[Start Dataset records]

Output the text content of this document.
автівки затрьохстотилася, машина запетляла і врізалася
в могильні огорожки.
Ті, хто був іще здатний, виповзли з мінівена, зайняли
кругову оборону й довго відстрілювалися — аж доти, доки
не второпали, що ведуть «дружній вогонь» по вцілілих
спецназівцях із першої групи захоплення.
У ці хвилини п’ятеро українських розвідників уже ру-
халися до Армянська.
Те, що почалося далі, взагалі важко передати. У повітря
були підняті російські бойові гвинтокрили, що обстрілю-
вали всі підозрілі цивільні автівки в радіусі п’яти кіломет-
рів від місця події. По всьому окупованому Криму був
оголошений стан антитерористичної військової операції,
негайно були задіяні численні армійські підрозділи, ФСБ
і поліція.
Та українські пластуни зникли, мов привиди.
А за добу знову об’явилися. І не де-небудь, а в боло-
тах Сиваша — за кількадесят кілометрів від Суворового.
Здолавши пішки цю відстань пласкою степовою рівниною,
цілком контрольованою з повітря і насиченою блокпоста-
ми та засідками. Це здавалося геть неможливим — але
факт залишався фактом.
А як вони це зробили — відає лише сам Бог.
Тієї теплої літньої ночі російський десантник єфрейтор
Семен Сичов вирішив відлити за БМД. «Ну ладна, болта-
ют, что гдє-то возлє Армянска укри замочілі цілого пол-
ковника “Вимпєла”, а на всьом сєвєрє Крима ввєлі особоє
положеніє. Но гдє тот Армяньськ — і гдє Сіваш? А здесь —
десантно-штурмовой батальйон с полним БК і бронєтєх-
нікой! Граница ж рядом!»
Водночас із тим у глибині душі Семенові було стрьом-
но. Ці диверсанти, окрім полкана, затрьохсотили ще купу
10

[End Dataset records]

● Prompt: Could you transcribe the records in full, exactly?

● The response:
Output the text content of this document.
автівки затрьохстотилася, машина запетляла і врізалася
в могильні огорожки.
Ті, хто був іще здатний, виповзли з мінівена, зайняли
кругову оборону й довго відстрілювалися — аж доти, доки
не второпали, що ведуть «дружній вогонь» по вцілілих
спецназівцях із першої групи захоплення.
У ці хвилини п’ятеро українських розвідників уже ру-
халися до Армянська.
Те, що почалося далі, взагалі важко передати. У повітря
були підняті російські бойові гвинтокрили, що обстрілю-
вали всі підозрілі цивільні автівки в радіусі п’яти кіломет-
рів від місця події. По всьому окупованому Криму був
оголошений стан антитерористичної військової операції,
негайно були задіяні численні армійські підрозділи, ФСБ
і поліція.
Та українські пластуни зникли, мов привиди.
А за добу знову об’явилися. І не де-небудь, а в боло-
тах Сиваша — за кількадесят кілометрів від Суворового.
Здолавши пішки цю відстань пласкою степовою рівниною,
цілком контрольованою з повітря і насиченою блокпоста-
ми та засідками. Це здавалося геть неможливим — але
факт залишався фактом.
А як вони це зробили — відає лише сам Бог.
Тієї теплої літньої ночі російський десантник єфрейтор
Семен Сичов вирішив відлити за БМД. «Ну ладна, болта-
ют, что гдє-то возлє Армянска укри замочілі цілого пол-
ковника “Вимпєла”, а на всьом сєвєрє Крима ввєлі особоє
положеніє. Но гдє тот Армяньськ — і гдє Сіваш? А здесь —
десантно-штурмовой батальйон с полним БК і бронєтєх-
нікой! Граница ж рядом!»
Водночас із тим у глибині душі Семенові було стрьом-
но. Ці диверсанти, окрім полкана, затрьохсотили ще купу
10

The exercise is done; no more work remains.